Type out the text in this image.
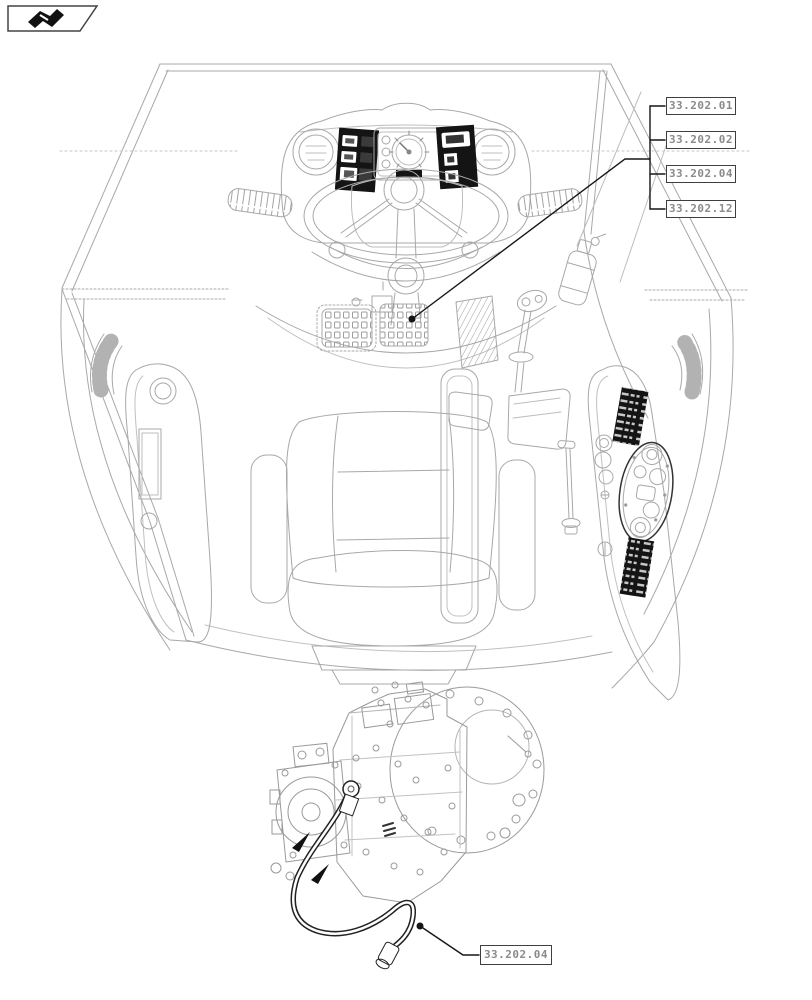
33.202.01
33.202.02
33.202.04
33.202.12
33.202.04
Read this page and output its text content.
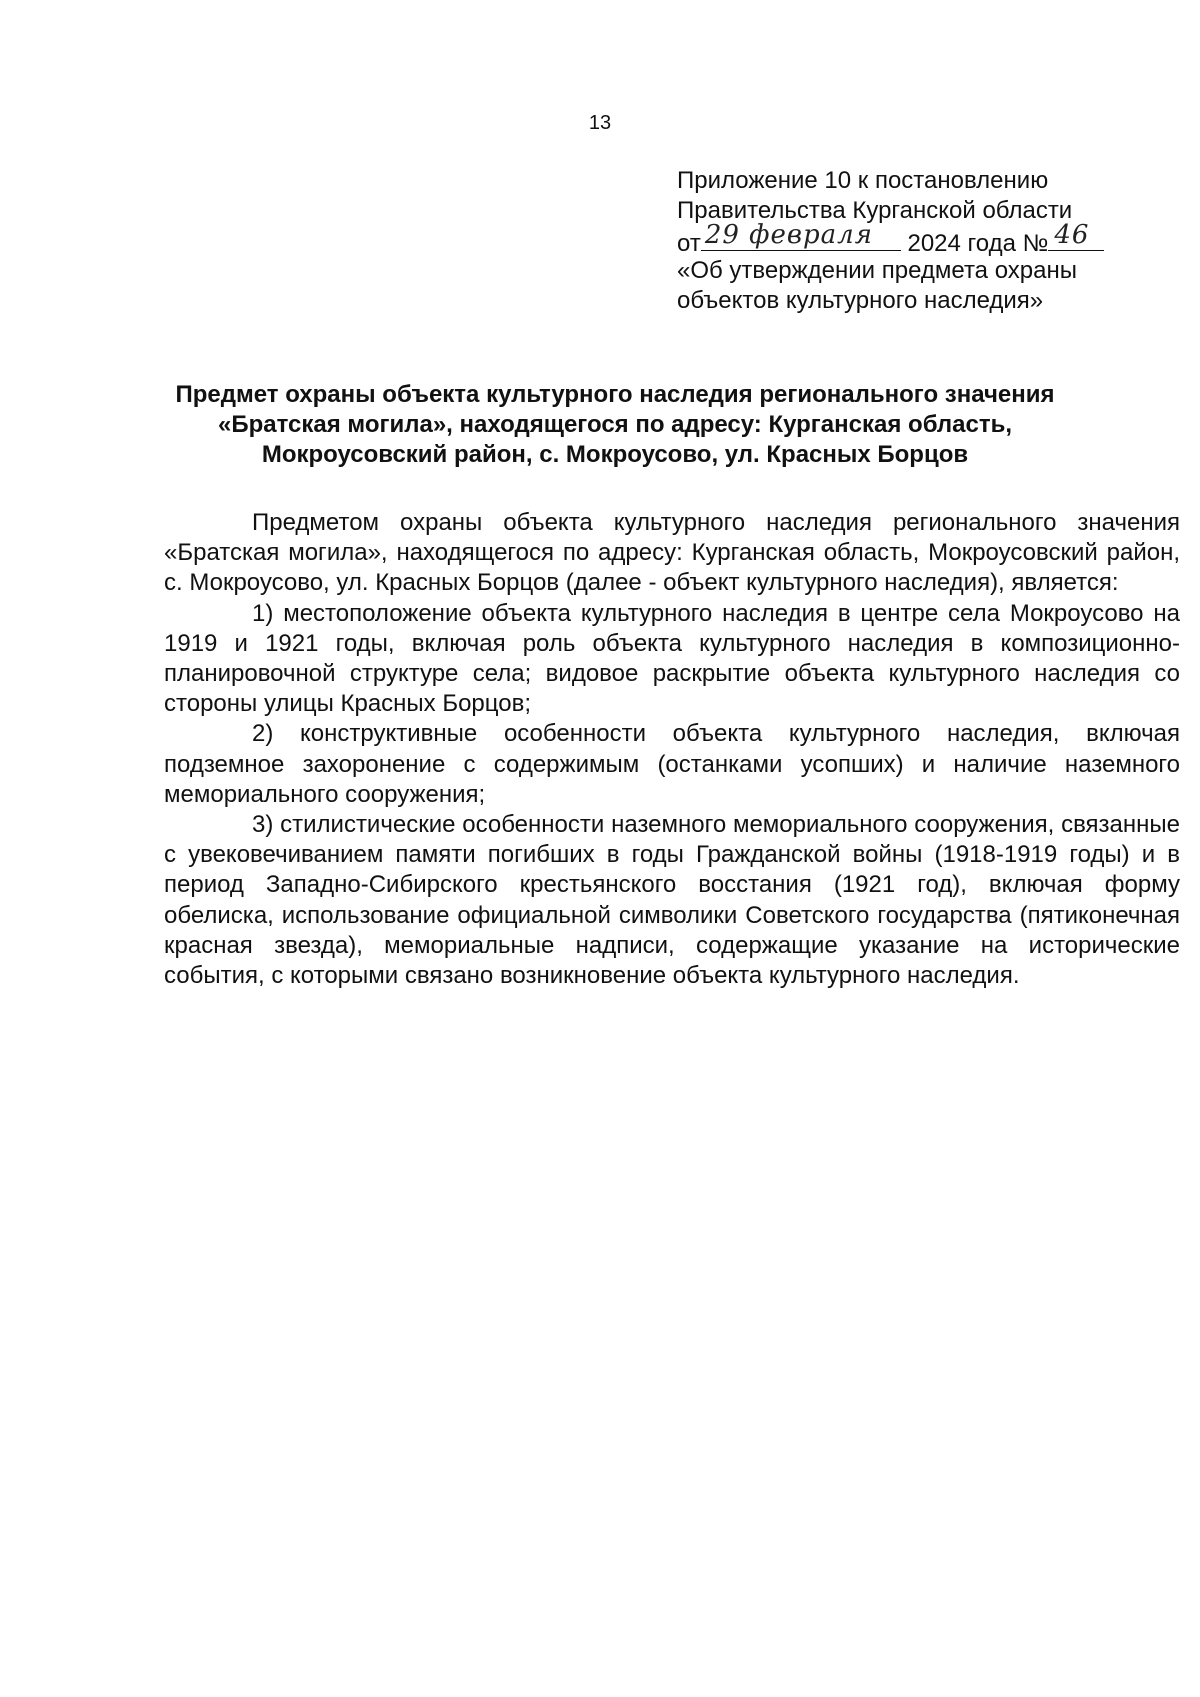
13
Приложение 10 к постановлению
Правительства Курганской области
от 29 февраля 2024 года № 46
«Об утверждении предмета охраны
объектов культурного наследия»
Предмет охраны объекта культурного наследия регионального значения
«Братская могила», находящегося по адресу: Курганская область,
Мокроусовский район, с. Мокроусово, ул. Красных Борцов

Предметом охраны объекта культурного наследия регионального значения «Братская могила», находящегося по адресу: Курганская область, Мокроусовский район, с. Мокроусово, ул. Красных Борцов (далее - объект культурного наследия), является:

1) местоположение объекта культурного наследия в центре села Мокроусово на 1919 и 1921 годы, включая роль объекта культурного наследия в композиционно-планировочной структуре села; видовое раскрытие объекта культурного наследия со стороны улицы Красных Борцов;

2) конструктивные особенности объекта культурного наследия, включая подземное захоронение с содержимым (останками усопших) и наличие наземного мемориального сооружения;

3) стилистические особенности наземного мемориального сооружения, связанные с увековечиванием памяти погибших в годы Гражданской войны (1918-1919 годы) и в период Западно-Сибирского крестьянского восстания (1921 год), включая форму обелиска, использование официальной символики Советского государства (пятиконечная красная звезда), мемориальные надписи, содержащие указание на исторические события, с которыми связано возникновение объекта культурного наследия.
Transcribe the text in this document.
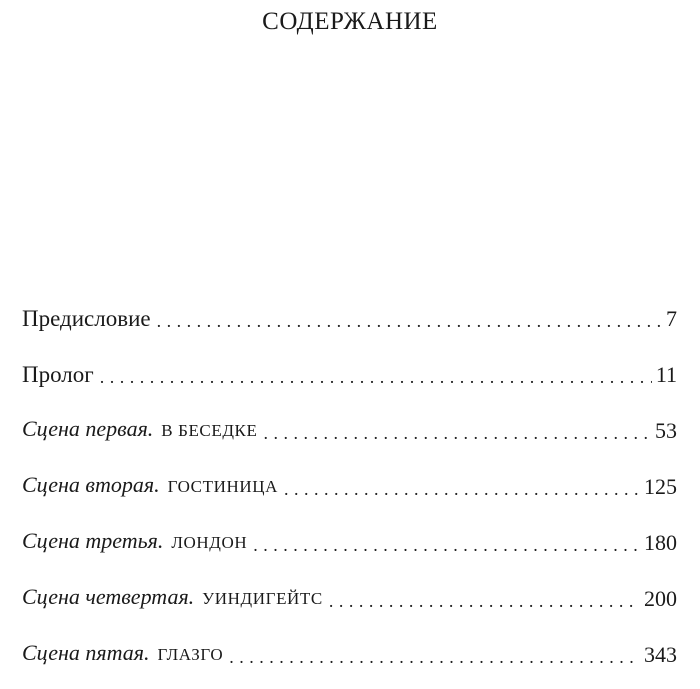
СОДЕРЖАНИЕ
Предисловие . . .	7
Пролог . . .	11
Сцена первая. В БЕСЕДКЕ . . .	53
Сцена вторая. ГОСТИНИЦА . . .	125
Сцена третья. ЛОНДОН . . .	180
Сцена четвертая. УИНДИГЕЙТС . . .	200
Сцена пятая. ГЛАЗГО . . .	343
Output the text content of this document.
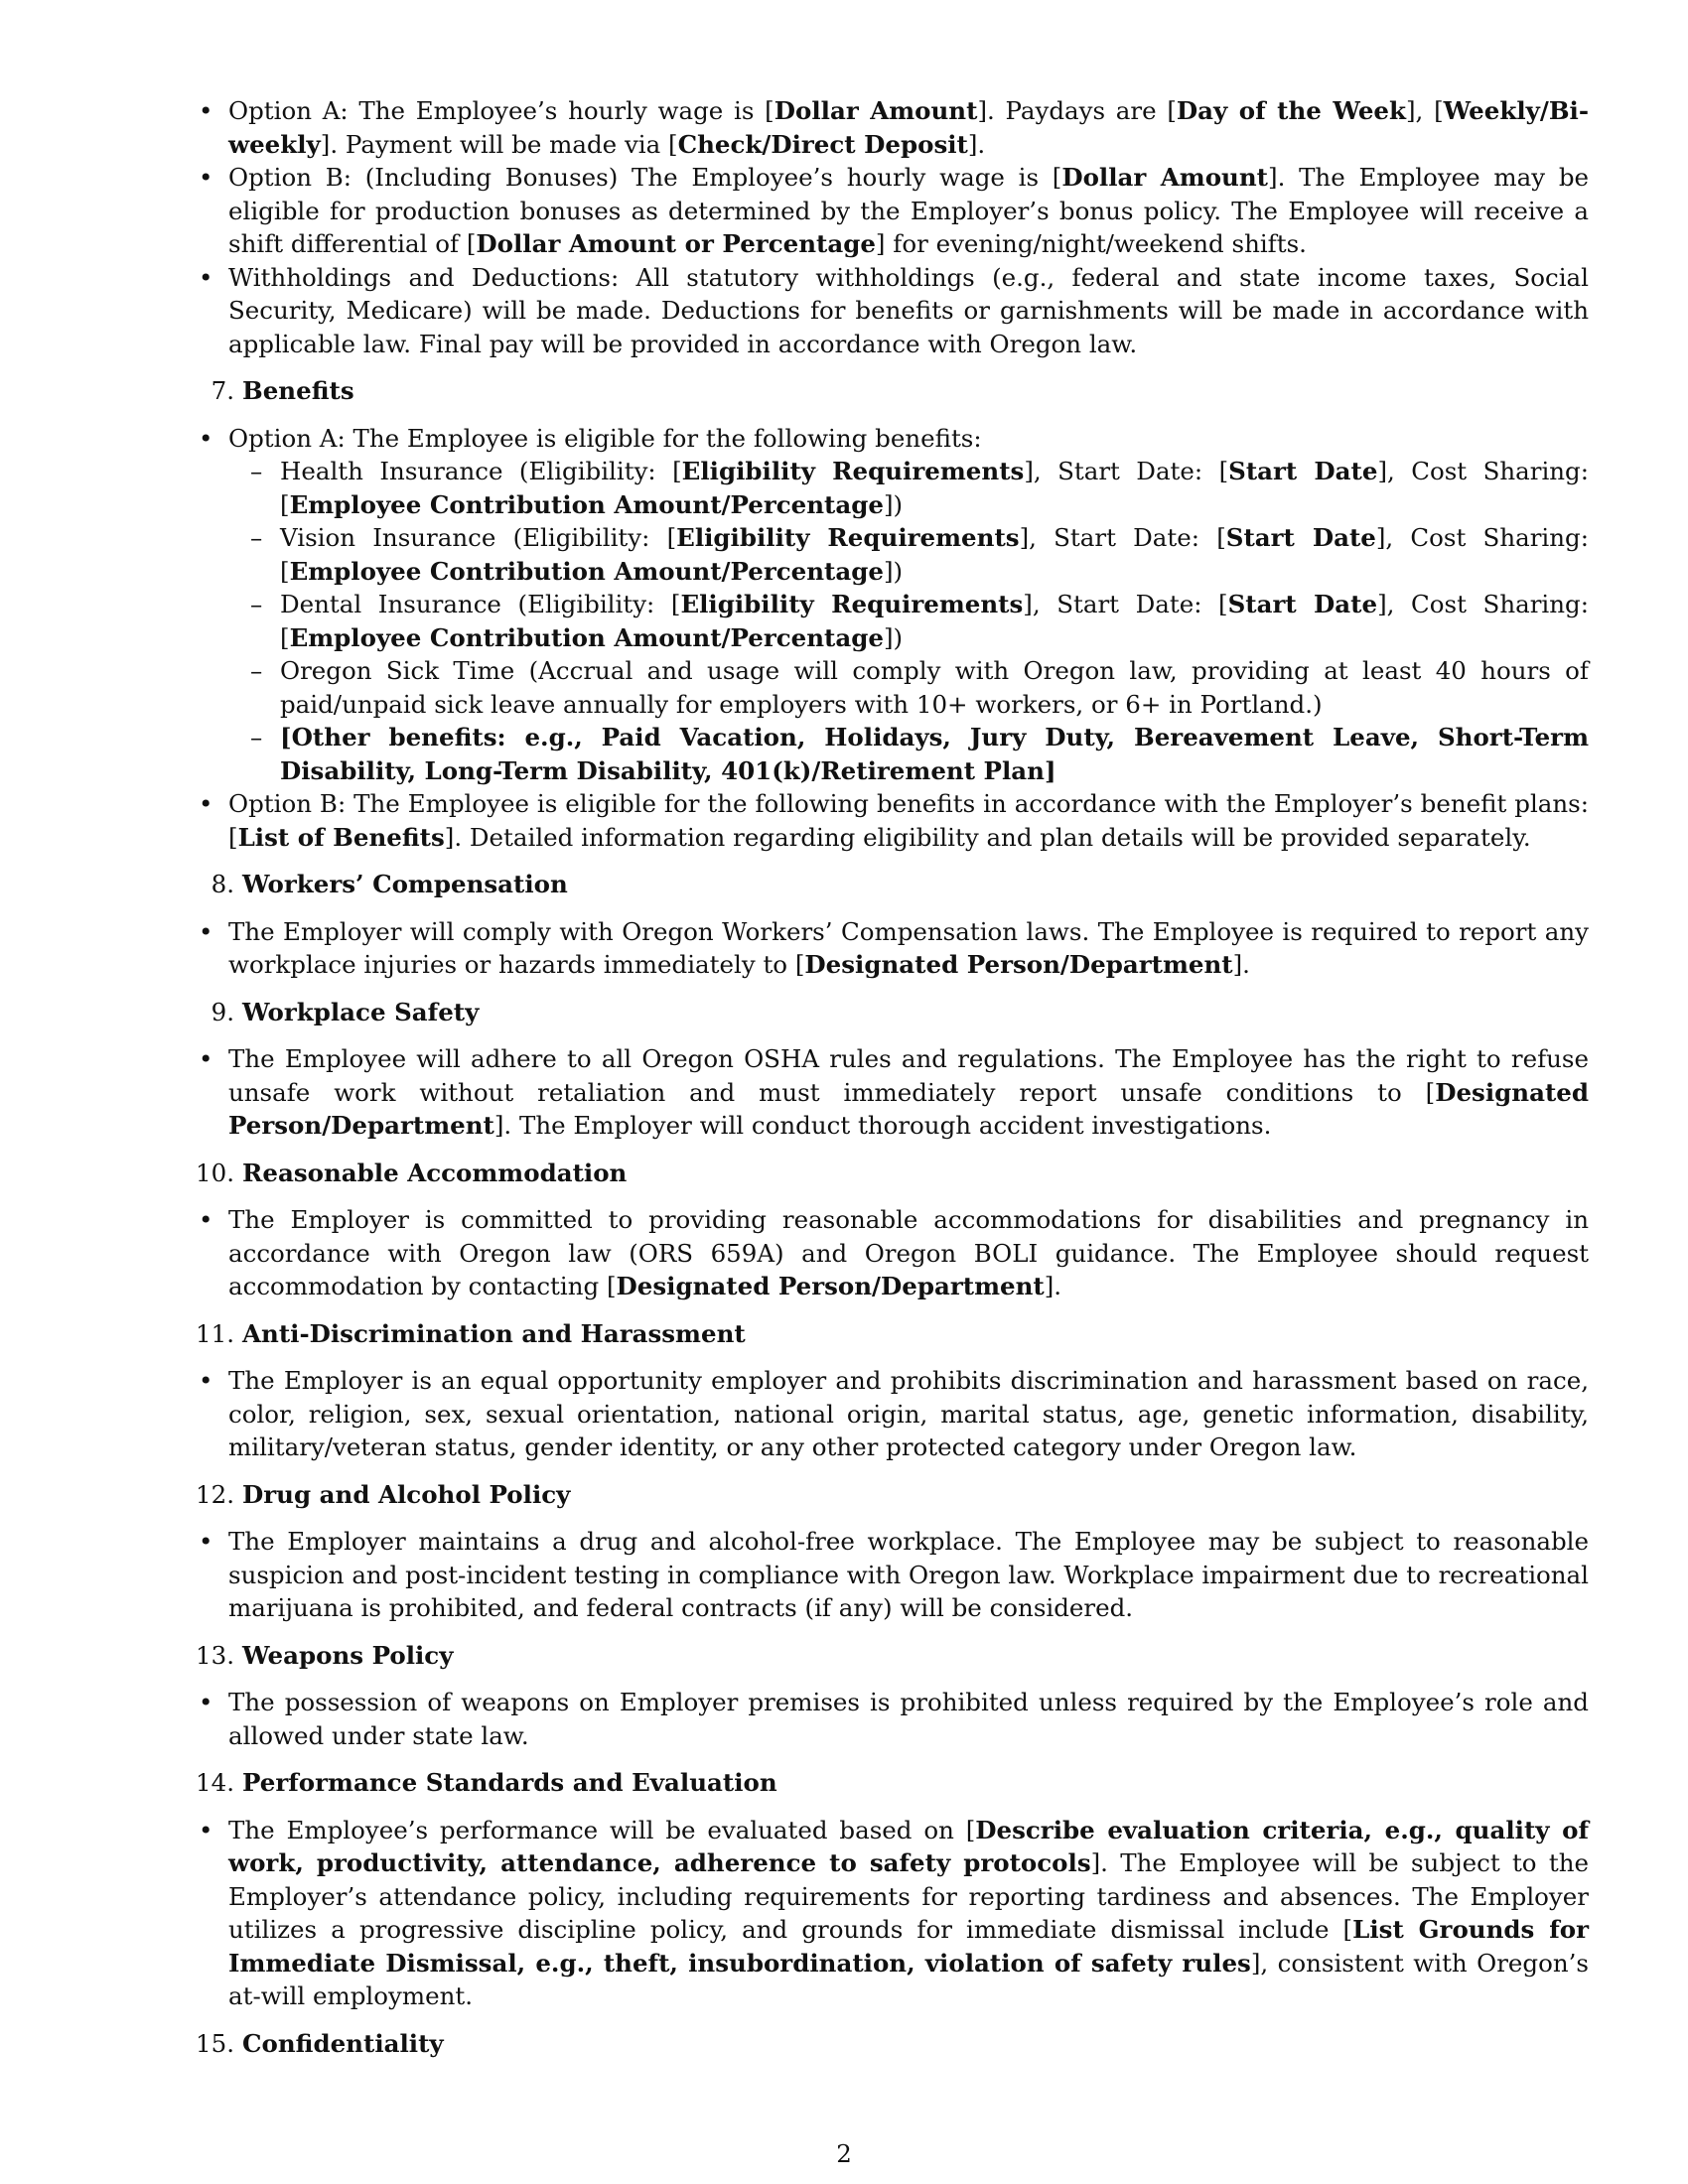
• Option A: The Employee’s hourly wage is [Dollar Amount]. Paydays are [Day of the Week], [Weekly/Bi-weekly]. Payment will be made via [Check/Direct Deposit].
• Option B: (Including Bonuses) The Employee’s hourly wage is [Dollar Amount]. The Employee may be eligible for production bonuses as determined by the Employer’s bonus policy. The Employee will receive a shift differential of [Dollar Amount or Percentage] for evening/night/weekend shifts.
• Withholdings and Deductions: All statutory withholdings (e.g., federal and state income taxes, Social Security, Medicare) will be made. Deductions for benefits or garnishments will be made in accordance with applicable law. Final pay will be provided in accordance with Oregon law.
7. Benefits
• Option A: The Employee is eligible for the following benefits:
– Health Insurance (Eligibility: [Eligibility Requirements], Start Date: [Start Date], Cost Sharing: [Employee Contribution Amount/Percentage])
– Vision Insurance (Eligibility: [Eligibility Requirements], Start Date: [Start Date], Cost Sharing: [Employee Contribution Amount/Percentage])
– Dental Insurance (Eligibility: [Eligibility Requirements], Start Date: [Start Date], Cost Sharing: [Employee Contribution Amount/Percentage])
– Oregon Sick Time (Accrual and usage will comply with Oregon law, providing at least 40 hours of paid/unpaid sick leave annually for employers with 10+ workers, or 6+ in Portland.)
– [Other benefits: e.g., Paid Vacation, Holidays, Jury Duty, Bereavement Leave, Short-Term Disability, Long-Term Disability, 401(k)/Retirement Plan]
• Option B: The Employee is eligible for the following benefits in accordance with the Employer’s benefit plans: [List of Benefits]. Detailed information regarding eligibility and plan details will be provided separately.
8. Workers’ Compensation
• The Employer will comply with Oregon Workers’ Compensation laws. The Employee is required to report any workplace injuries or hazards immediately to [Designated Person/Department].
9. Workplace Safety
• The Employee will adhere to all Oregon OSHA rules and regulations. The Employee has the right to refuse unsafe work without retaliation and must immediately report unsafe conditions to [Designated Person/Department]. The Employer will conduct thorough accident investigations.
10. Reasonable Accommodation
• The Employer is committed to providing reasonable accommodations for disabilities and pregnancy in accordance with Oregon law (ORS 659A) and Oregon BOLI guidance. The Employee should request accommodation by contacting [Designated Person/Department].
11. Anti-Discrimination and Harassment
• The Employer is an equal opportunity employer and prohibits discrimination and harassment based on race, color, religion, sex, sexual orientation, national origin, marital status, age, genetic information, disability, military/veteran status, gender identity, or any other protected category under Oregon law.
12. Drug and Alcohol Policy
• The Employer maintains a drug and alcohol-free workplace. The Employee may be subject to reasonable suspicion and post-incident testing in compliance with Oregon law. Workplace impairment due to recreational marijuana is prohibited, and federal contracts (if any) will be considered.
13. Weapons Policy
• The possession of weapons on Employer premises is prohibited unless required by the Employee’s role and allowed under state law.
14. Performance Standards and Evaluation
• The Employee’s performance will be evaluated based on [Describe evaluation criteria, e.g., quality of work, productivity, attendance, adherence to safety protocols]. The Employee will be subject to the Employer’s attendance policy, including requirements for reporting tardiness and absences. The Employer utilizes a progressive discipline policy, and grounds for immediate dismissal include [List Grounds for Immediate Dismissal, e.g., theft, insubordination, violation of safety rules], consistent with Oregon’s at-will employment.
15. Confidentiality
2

Exercise details
Pull out the lines above in which the word "provided" appears.

Problem solution
• Withholdings and Deductions: All statutory withholdings (e.g., federal and state income taxes, Social Security, Medicare) will be made. Deductions for benefits or garnishments will be made in accordance with applicable law. Final pay will be provided in accordance with Oregon law.
• Option B: The Employee is eligible for the following benefits in accordance with the Employer’s benefit plans: [List of Benefits]. Detailed information regarding eligibility and plan details will be provided separately.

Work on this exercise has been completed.